WRITTEN EXERCISE. Give the number of lines containing "phones" in this listing, with no other words.

───── PROVIDED INFORMATION ─────

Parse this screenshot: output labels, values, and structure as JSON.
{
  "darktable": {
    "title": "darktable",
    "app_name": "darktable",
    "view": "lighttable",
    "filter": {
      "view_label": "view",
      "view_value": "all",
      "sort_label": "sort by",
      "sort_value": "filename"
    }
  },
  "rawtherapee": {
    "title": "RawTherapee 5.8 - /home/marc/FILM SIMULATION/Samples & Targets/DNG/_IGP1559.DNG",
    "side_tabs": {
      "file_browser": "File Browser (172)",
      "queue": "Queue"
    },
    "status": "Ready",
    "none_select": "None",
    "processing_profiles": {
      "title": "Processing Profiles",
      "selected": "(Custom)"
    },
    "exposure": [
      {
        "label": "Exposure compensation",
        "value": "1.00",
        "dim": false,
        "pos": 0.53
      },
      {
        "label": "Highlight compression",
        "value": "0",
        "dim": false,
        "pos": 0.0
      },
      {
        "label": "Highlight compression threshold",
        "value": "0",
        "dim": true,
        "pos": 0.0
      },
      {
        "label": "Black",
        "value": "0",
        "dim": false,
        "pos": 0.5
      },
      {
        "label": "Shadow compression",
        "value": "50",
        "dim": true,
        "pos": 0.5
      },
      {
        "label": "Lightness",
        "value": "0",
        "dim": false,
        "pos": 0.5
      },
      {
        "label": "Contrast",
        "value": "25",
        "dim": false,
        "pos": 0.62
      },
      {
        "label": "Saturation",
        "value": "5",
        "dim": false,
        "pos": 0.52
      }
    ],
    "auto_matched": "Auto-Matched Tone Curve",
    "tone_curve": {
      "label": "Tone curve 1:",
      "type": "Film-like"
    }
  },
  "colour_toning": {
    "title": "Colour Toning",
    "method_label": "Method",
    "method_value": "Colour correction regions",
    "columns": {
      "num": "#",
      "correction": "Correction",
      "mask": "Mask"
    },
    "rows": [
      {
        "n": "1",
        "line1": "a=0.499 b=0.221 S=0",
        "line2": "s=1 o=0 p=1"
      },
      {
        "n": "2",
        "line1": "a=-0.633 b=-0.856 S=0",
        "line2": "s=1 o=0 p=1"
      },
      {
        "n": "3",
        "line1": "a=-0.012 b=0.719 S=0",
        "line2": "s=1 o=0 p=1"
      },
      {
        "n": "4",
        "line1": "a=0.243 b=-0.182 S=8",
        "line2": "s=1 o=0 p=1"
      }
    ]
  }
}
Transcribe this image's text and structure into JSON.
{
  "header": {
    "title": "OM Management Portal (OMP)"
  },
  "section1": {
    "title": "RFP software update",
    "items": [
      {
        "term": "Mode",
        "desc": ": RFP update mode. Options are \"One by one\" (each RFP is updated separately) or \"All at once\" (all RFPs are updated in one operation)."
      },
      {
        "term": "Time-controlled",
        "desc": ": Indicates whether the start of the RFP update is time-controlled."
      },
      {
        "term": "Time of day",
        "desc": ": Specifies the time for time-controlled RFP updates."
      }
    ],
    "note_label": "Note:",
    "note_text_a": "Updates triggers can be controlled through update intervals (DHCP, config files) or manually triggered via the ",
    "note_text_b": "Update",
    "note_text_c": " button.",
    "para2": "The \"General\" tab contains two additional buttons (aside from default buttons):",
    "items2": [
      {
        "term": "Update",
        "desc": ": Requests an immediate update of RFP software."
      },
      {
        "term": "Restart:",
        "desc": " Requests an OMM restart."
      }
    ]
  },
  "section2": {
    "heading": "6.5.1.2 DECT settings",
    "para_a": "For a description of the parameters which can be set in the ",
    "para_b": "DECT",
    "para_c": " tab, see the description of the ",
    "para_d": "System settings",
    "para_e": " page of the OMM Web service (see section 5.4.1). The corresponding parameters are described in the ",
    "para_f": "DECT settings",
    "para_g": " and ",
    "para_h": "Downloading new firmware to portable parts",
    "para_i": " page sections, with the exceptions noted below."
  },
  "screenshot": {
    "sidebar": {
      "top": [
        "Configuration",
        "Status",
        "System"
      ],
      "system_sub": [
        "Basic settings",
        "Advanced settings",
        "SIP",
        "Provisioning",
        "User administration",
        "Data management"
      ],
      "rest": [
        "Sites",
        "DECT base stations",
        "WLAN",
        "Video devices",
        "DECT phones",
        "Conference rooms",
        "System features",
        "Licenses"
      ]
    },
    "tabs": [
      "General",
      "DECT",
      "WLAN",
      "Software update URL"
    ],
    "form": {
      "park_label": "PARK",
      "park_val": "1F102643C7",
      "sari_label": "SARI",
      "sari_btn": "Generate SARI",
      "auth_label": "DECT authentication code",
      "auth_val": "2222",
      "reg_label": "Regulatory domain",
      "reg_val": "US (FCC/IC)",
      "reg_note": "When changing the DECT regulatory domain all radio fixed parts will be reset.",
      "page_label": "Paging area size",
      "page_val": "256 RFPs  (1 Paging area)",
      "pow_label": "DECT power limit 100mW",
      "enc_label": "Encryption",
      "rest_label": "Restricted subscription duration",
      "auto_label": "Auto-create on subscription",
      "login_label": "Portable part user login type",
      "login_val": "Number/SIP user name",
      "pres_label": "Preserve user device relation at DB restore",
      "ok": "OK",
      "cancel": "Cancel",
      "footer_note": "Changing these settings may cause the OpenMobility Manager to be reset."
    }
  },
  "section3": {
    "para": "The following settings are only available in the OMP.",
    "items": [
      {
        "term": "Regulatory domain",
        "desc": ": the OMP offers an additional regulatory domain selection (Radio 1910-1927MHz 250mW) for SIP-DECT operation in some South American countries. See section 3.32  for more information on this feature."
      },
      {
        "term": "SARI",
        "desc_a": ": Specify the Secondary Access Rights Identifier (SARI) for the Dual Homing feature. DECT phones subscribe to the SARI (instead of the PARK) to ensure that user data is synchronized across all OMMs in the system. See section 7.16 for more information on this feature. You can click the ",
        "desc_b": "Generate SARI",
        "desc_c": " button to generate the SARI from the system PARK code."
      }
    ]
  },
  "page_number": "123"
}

─────

RESPONSE. 2